▶ Exercise prompt
Find the word "text" in the records below. List each line containing it.

▶ Exercise inputs

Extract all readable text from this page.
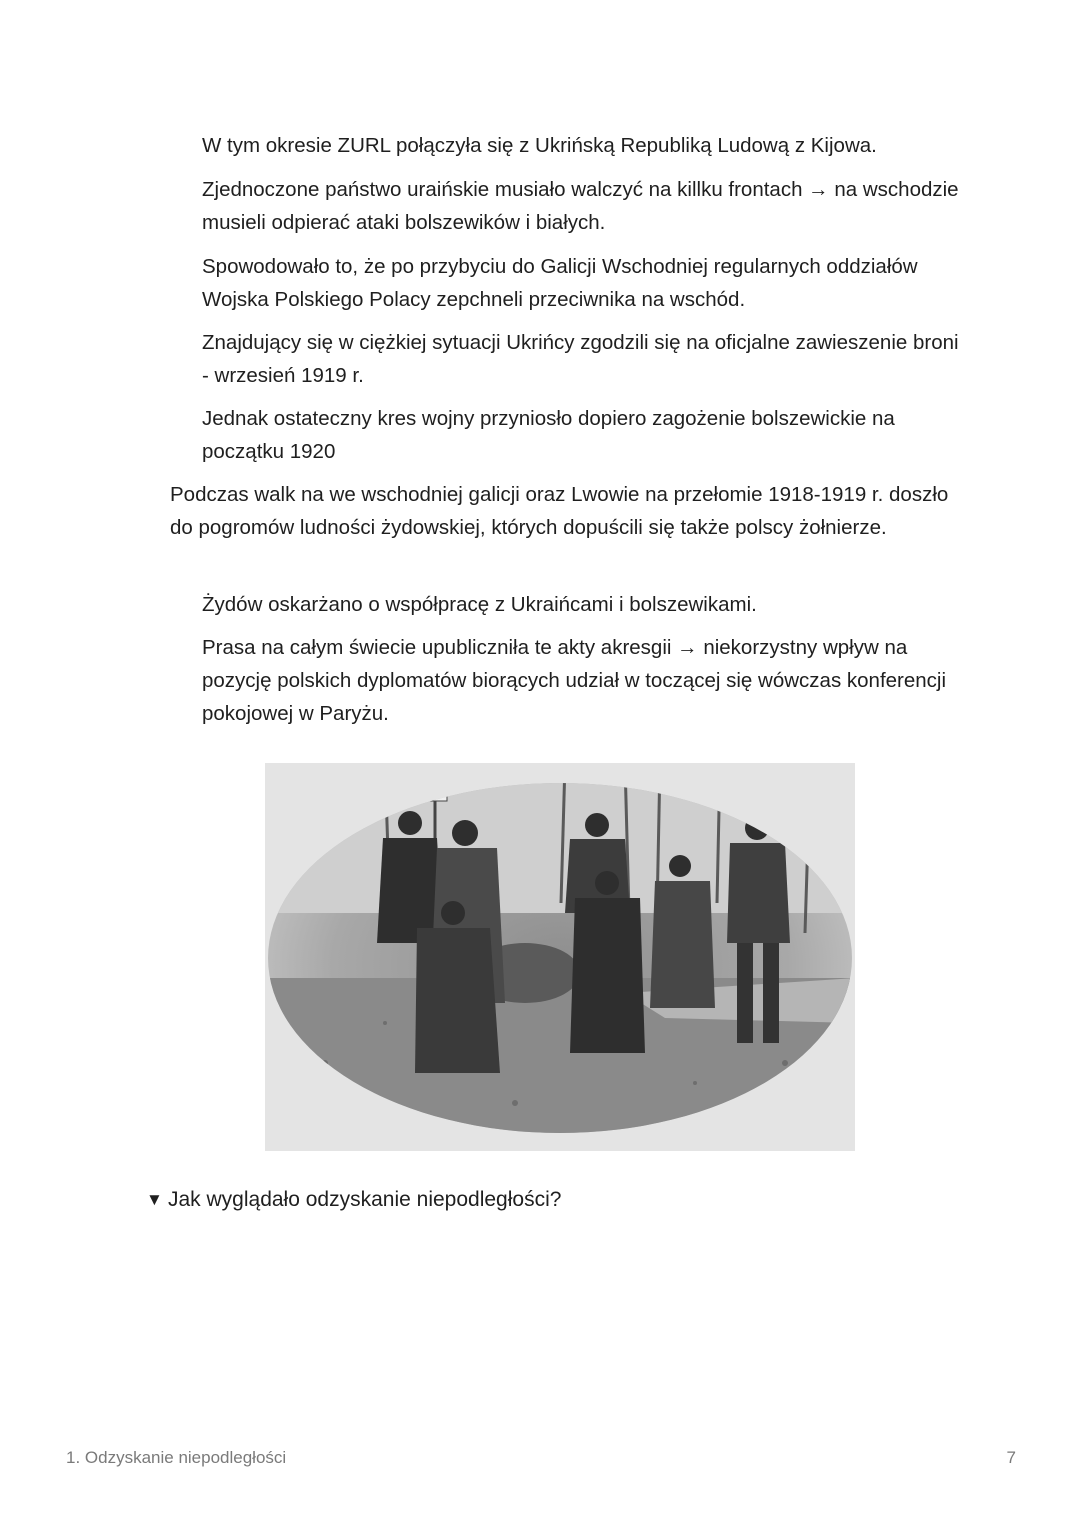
W tym okresie ZURL połączyła się z Ukrińską Republiką Ludową z Kijowa.

Zjednoczone państwo uraińskie musiało walczyć na killku frontach → na wschodzie musieli odpierać ataki bolszewików i białych.

Spowodowało to, że po przybyciu do Galicji Wschodniej regularnych oddziałów Wojska Polskiego Polacy zepchneli przeciwnika na wschód.

Znajdujący się w ciężkiej sytuacji Ukrińcy zgodzili się na oficjalne zawieszenie broni - wrzesień 1919 r.

Jednak ostateczny kres wojny przyniosło dopiero zagożenie bolszewickie na początku 1920

Podczas walk na we wschodniej galicji oraz Lwowie na przełomie 1918-1919 r. doszło do pogromów ludności żydowskiej, których dopuścili się także polscy żołnierze.

Żydów oskarżano o współpracę z Ukraińcami i bolszewikami.

Prasa na całym świecie upubliczniła te akty akresgii → niekorzystny wpływ na pozycję polskich dyplomatów biorących udział w toczącej się wówczas konferencji pokojowej w Paryżu.

▼ Jak wyglądało odzyskanie niepodległości?
1. Odzyskanie niepodległości	7
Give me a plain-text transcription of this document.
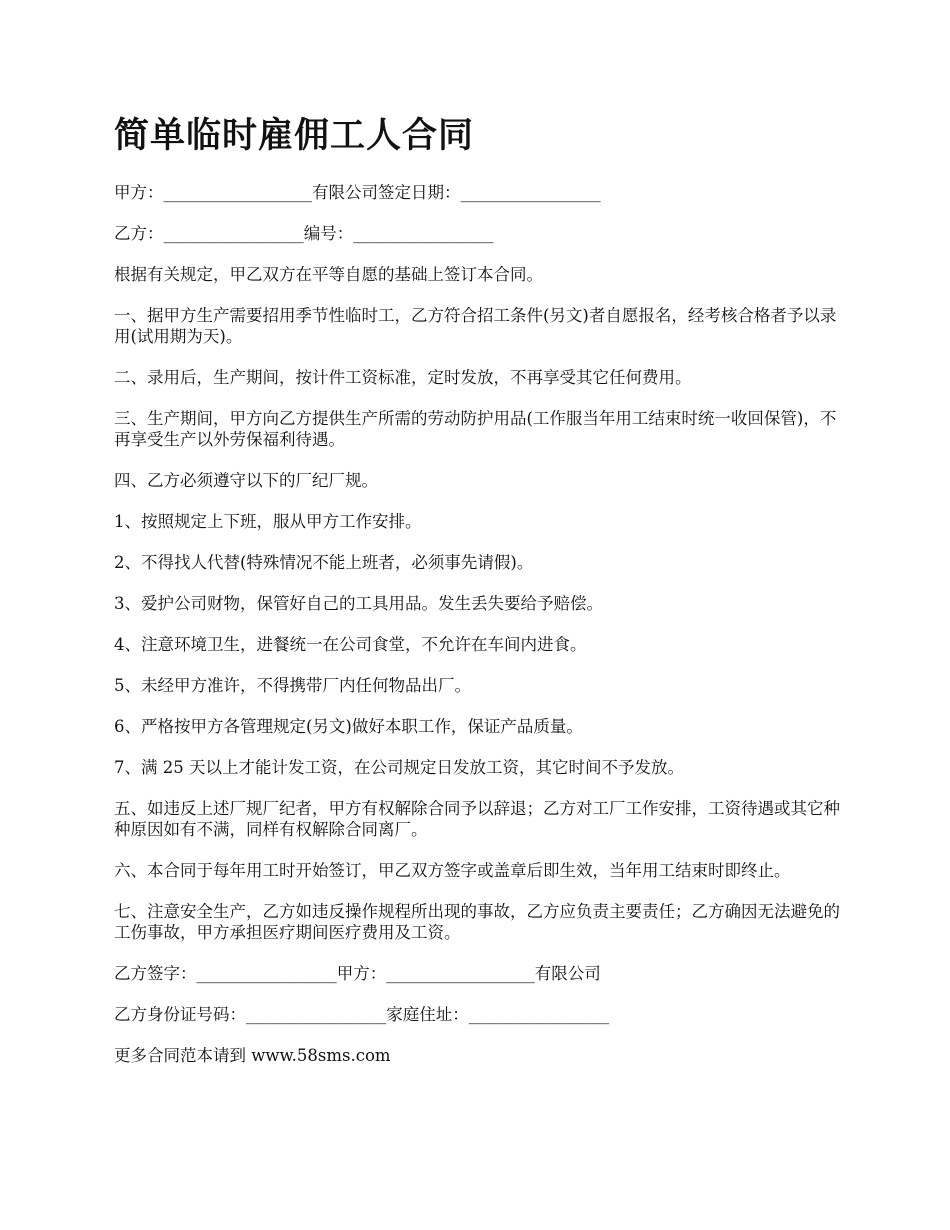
简单临时雇佣工人合同

甲方：__________________有限公司签定日期：_________________

乙方：_________________编号：_________________

根据有关规定，甲乙双方在平等自愿的基础上签订本合同。

一、据甲方生产需要招用季节性临时工，乙方符合招工条件(另文)者自愿报名，经考核合格者予以录用(试用期为天)。

二、录用后，生产期间，按计件工资标准，定时发放，不再享受其它任何费用。

三、生产期间，甲方向乙方提供生产所需的劳动防护用品(工作服当年用工结束时统一收回保管)，不再享受生产以外劳保福利待遇。

四、乙方必须遵守以下的厂纪厂规。

1、按照规定上下班，服从甲方工作安排。

2、不得找人代替(特殊情况不能上班者，必须事先请假)。

3、爱护公司财物，保管好自己的工具用品。发生丢失要给予赔偿。

4、注意环境卫生，进餐统一在公司食堂，不允许在车间内进食。

5、未经甲方准许，不得携带厂内任何物品出厂。

6、严格按甲方各管理规定(另文)做好本职工作，保证产品质量。

7、满 25 天以上才能计发工资，在公司规定日发放工资，其它时间不予发放。

五、如违反上述厂规厂纪者，甲方有权解除合同予以辞退；乙方对工厂工作安排，工资待遇或其它种种原因如有不满，同样有权解除合同离厂。

六、本合同于每年用工时开始签订，甲乙双方签字或盖章后即生效，当年用工结束时即终止。

七、注意安全生产，乙方如违反操作规程所出现的事故，乙方应负责主要责任；乙方确因无法避免的工伤事故，甲方承担医疗期间医疗费用及工资。

乙方签字：_________________甲方：__________________有限公司

乙方身份证号码：_________________家庭住址：_________________

更多合同范本请到 www.58sms.com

▶ Exercise response
Extract all readable text from this page.
Give me a plain-text transcription of this document.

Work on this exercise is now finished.